* [SOURCE MATERIAL]
%%

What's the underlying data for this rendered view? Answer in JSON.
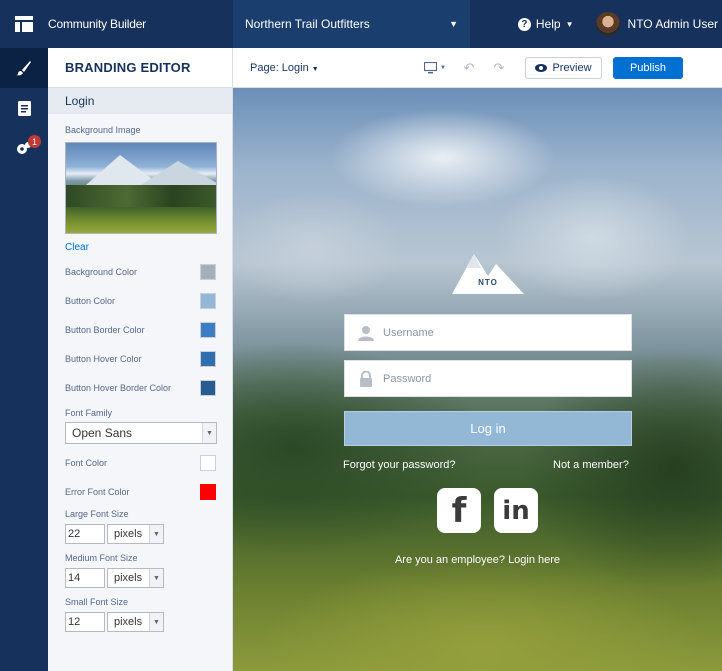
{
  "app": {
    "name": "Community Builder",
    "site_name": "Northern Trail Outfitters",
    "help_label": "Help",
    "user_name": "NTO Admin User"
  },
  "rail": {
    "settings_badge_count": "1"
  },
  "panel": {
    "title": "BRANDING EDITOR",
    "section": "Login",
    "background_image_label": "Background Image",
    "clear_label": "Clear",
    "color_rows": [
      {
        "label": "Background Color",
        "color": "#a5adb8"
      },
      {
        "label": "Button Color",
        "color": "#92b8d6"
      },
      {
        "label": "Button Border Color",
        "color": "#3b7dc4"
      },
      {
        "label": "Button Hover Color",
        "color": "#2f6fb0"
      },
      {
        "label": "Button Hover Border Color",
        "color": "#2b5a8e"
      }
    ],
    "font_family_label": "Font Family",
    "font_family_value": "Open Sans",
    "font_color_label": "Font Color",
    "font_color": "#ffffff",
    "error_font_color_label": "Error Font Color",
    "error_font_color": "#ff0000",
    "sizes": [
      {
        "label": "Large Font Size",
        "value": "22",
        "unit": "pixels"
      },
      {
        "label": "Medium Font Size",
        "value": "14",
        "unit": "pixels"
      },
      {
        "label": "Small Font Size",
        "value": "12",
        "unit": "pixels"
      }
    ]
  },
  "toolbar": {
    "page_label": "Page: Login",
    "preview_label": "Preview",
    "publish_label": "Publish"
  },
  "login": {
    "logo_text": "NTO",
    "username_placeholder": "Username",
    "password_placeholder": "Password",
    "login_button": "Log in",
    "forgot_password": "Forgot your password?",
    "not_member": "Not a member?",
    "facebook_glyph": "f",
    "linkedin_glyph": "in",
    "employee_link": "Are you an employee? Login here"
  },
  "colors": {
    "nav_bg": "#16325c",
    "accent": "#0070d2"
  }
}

%%
%%

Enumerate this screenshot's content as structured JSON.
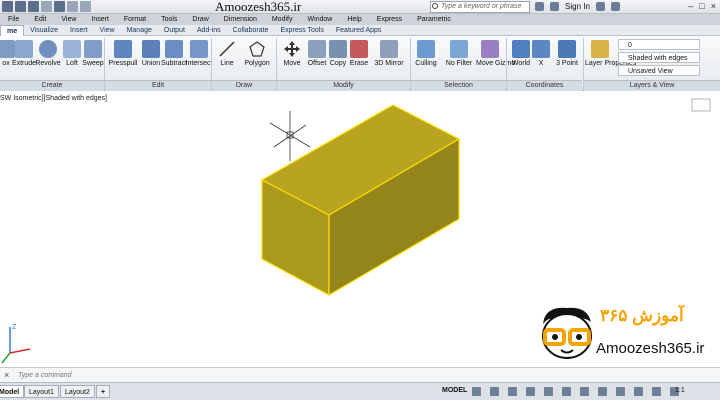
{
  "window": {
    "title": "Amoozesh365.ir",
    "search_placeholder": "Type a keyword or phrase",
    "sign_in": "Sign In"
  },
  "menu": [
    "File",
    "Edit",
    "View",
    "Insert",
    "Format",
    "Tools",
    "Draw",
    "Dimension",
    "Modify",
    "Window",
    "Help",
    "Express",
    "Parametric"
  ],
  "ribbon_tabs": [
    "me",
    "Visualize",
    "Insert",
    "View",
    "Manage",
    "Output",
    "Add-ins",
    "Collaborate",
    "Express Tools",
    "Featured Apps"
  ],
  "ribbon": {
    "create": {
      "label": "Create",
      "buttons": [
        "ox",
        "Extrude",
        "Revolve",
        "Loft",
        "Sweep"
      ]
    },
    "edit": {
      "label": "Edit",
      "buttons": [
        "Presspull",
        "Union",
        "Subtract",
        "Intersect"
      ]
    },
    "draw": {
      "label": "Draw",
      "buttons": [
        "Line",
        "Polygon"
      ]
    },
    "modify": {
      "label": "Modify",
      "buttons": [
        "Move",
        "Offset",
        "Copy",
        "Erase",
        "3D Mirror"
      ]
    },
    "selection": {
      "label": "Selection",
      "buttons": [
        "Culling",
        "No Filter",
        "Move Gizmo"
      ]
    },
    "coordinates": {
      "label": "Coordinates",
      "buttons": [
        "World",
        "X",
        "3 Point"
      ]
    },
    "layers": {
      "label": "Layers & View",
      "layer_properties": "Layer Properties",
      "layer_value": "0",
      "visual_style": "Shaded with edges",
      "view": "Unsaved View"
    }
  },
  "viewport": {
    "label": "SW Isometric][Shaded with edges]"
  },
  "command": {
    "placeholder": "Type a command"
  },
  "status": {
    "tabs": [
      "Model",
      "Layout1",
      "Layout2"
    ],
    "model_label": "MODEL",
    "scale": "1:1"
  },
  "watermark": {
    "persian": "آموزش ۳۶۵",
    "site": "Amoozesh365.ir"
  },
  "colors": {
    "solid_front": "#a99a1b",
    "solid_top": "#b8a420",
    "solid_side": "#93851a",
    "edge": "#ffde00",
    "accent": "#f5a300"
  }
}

%%
%%

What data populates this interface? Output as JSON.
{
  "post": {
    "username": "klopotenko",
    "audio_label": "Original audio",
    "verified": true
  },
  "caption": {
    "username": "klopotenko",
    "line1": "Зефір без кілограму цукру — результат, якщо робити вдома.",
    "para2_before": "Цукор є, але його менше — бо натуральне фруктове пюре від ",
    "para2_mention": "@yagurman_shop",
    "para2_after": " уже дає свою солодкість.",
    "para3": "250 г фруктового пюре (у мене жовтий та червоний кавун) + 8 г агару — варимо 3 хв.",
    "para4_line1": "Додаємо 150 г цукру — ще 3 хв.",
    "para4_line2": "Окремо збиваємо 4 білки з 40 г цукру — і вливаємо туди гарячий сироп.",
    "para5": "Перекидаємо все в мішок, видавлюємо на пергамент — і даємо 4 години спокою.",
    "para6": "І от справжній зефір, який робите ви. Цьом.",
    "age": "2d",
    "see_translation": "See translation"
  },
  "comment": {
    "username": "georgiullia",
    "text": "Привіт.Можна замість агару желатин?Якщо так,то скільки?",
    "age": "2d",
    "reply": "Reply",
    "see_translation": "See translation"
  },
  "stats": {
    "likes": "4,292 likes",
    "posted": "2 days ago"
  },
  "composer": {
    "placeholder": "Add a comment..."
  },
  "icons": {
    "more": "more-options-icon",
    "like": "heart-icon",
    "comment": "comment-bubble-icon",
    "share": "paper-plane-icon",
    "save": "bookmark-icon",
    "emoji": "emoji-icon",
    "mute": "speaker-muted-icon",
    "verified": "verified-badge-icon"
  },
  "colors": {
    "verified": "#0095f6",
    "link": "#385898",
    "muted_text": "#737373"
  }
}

%%

* [DIRECTIVE] A single figure is required: the number of lines above in which the word "with" occurs.

* [EXERCISE OUTPUT] 2